#### DATA EXCERPTS:
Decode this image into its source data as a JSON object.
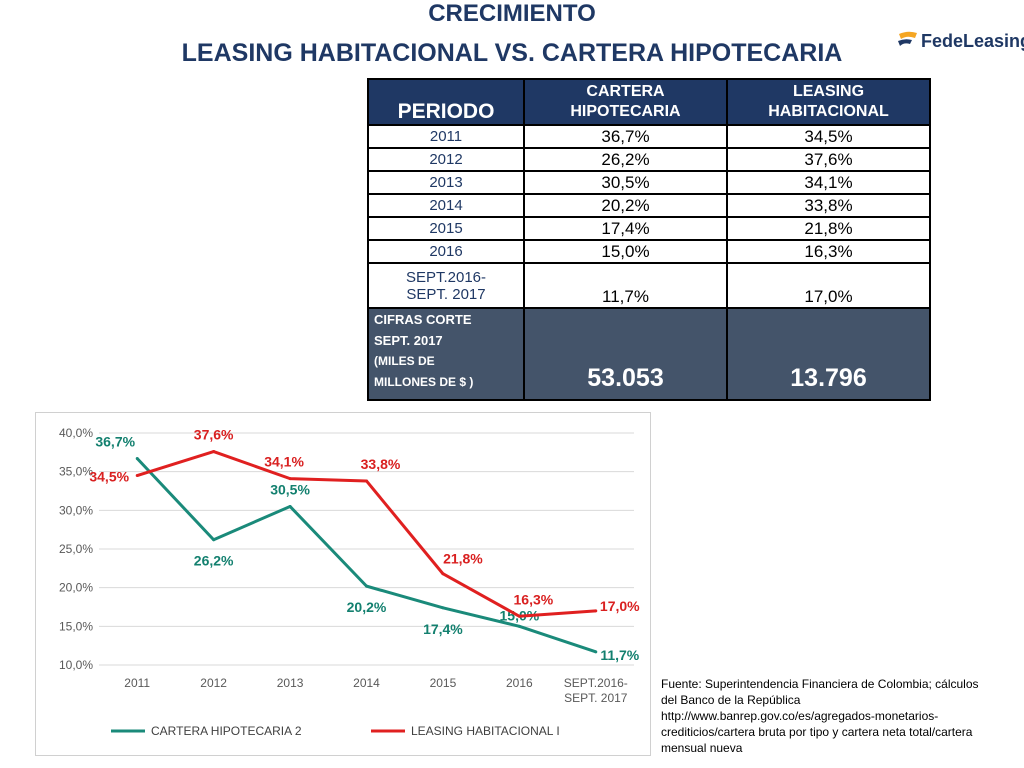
{
  "header": {
    "title_line1": "CRECIMIENTO",
    "title_line2": "LEASING HABITACIONAL  VS.  CARTERA HIPOTECARIA",
    "logo_text_1": "Fede",
    "logo_text_2": "Leasing"
  },
  "table": {
    "col_periodo": "PERIODO",
    "col_cartera": [
      "CARTERA",
      "HIPOTECARIA"
    ],
    "col_leasing": [
      "LEASING",
      "HABITACIONAL"
    ],
    "rows": [
      {
        "periodo": "2011",
        "cartera": "36,7%",
        "leasing": "34,5%"
      },
      {
        "periodo": "2012",
        "cartera": "26,2%",
        "leasing": "37,6%"
      },
      {
        "periodo": "2013",
        "cartera": "30,5%",
        "leasing": "34,1%"
      },
      {
        "periodo": "2014",
        "cartera": "20,2%",
        "leasing": "33,8%"
      },
      {
        "periodo": "2015",
        "cartera": "17,4%",
        "leasing": "21,8%"
      },
      {
        "periodo": "2016",
        "cartera": "15,0%",
        "leasing": "16,3%"
      }
    ],
    "last_row": {
      "periodo_1": "SEPT.2016-",
      "periodo_2": "SEPT. 2017",
      "cartera": "11,7%",
      "leasing": "17,0%"
    },
    "footer": {
      "label_1": "CIFRAS CORTE",
      "label_2": "SEPT. 2017",
      "label_3": "(MILES DE",
      "label_4": "MILLONES DE $ )",
      "cartera_value": "53.053",
      "leasing_value": "13.796"
    }
  },
  "chart_data": {
    "type": "line",
    "categories": [
      "2011",
      "2012",
      "2013",
      "2014",
      "2015",
      "2016",
      "SEPT.2016-\nSEPT. 2017"
    ],
    "ylim": [
      10,
      40
    ],
    "yticks": [
      "10,0%",
      "15,0%",
      "20,0%",
      "25,0%",
      "30,0%",
      "35,0%",
      "40,0%"
    ],
    "grid": true,
    "legend_position": "bottom",
    "series": [
      {
        "name": "CARTERA HIPOTECARIA 2",
        "color": "#1a8a7a",
        "values": [
          36.7,
          26.2,
          30.5,
          20.2,
          17.4,
          15.0,
          11.7
        ],
        "labels": [
          "36,7%",
          "26,2%",
          "30,5%",
          "20,2%",
          "17,4%",
          "15,0%",
          "11,7%"
        ]
      },
      {
        "name": "LEASING HABITACIONAL I",
        "color": "#e02020",
        "values": [
          34.5,
          37.6,
          34.1,
          33.8,
          21.8,
          16.3,
          17.0
        ],
        "labels": [
          "34,5%",
          "37,6%",
          "34,1%",
          "33,8%",
          "21,8%",
          "16,3%",
          "17,0%"
        ]
      }
    ]
  },
  "source": {
    "line1": "Fuente: Superintendencia Financiera de Colombia; cálculos",
    "line2": "del Banco de la República",
    "line3": "http://www.banrep.gov.co/es/agregados-monetarios-",
    "line4": "crediticios/cartera bruta por tipo y cartera neta total/cartera",
    "line5": "mensual nueva"
  }
}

#### GOAL OF THE EXERCISE:
Copy the records above exactly, omitting every picture.

#### RESPONSE TO THE TASK:
Decode this image into its source data as a JSON object.
{
  "header": {
    "title_line1": "CRECIMIENTO",
    "title_line2": "LEASING HABITACIONAL  VS.  CARTERA HIPOTECARIA",
    "logo_text_1": "Fede",
    "logo_text_2": "Leasing"
  },
  "table": {
    "col_periodo": "PERIODO",
    "col_cartera": [
      "CARTERA",
      "HIPOTECARIA"
    ],
    "col_leasing": [
      "LEASING",
      "HABITACIONAL"
    ],
    "rows": [
      {
        "periodo": "2011",
        "cartera": "36,7%",
        "leasing": "34,5%"
      },
      {
        "periodo": "2012",
        "cartera": "26,2%",
        "leasing": "37,6%"
      },
      {
        "periodo": "2013",
        "cartera": "30,5%",
        "leasing": "34,1%"
      },
      {
        "periodo": "2014",
        "cartera": "20,2%",
        "leasing": "33,8%"
      },
      {
        "periodo": "2015",
        "cartera": "17,4%",
        "leasing": "21,8%"
      },
      {
        "periodo": "2016",
        "cartera": "15,0%",
        "leasing": "16,3%"
      }
    ],
    "last_row": {
      "periodo_1": "SEPT.2016-",
      "periodo_2": "SEPT. 2017",
      "cartera": "11,7%",
      "leasing": "17,0%"
    },
    "footer": {
      "label_1": "CIFRAS CORTE",
      "label_2": "SEPT. 2017",
      "label_3": "(MILES DE",
      "label_4": "MILLONES DE $ )",
      "cartera_value": "53.053",
      "leasing_value": "13.796"
    }
  },
  "chart_data": {
    "type": "line",
    "categories": [
      "2011",
      "2012",
      "2013",
      "2014",
      "2015",
      "2016",
      "SEPT.2016-\nSEPT. 2017"
    ],
    "ylim": [
      10,
      40
    ],
    "yticks": [
      "10,0%",
      "15,0%",
      "20,0%",
      "25,0%",
      "30,0%",
      "35,0%",
      "40,0%"
    ],
    "grid": true,
    "legend_position": "bottom",
    "series": [
      {
        "name": "CARTERA HIPOTECARIA 2",
        "color": "#1a8a7a",
        "values": [
          36.7,
          26.2,
          30.5,
          20.2,
          17.4,
          15.0,
          11.7
        ],
        "labels": [
          "36,7%",
          "26,2%",
          "30,5%",
          "20,2%",
          "17,4%",
          "15,0%",
          "11,7%"
        ]
      },
      {
        "name": "LEASING HABITACIONAL I",
        "color": "#e02020",
        "values": [
          34.5,
          37.6,
          34.1,
          33.8,
          21.8,
          16.3,
          17.0
        ],
        "labels": [
          "34,5%",
          "37,6%",
          "34,1%",
          "33,8%",
          "21,8%",
          "16,3%",
          "17,0%"
        ]
      }
    ]
  },
  "source": {
    "line1": "Fuente: Superintendencia Financiera de Colombia; cálculos",
    "line2": "del Banco de la República",
    "line3": "http://www.banrep.gov.co/es/agregados-monetarios-",
    "line4": "crediticios/cartera bruta por tipo y cartera neta total/cartera",
    "line5": "mensual nueva"
  }
}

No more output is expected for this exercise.